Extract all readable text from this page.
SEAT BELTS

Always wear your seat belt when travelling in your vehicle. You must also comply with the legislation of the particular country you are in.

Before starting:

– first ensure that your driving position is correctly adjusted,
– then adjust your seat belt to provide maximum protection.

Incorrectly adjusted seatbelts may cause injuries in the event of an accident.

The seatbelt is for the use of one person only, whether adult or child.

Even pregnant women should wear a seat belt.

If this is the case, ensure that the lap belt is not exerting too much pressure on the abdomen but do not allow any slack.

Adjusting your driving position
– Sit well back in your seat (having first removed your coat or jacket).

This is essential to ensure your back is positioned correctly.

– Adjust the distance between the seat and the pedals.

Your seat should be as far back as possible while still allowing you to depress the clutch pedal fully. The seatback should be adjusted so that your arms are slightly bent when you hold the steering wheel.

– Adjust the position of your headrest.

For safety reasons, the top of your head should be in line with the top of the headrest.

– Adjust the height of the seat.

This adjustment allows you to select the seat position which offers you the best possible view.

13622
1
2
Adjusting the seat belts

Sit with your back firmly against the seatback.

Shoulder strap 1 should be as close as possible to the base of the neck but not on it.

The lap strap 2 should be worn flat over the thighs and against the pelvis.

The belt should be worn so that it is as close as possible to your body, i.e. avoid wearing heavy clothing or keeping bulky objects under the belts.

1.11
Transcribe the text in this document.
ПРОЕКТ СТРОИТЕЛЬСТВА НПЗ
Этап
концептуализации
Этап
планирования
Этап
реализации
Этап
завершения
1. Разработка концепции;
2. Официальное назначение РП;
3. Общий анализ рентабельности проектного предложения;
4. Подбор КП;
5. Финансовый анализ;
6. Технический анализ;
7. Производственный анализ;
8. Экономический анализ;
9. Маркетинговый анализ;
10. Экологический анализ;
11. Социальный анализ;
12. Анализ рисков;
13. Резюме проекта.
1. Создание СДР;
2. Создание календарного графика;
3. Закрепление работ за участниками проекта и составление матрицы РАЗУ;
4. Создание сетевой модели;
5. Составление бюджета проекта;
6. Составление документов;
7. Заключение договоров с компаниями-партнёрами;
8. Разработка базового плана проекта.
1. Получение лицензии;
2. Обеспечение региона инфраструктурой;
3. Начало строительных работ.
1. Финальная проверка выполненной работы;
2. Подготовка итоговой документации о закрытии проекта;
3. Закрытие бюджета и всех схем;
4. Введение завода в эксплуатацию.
___
Aim => Reply with nothing but a number: how many lines of the entries above contain the string "strap"?

Exercise output => 2